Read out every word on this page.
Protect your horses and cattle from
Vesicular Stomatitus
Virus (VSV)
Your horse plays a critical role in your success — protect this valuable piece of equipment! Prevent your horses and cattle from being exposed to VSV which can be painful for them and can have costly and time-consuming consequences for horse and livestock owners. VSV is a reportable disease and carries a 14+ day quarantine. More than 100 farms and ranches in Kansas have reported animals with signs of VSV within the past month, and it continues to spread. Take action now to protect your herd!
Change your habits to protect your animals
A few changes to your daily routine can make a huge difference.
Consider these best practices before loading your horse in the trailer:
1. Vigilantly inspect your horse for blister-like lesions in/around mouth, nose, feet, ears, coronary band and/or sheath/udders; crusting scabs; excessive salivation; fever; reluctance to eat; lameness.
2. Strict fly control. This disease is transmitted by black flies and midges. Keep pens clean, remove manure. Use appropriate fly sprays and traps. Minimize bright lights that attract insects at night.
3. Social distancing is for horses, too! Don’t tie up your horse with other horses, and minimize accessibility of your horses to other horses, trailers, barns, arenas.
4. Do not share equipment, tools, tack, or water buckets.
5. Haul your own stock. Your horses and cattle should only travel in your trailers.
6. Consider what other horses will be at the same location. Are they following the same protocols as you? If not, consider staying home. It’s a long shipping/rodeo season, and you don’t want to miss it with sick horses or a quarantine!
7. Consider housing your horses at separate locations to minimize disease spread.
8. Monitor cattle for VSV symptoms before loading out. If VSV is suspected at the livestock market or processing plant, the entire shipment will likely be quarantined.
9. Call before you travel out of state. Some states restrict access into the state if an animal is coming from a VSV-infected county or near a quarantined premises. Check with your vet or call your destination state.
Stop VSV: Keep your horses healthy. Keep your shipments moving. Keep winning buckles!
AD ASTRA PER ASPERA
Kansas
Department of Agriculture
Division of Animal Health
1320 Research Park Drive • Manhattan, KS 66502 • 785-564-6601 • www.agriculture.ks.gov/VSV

==========

Among the records above, determine how many lines contain "travel", then report the number only.

=== Response box ===
2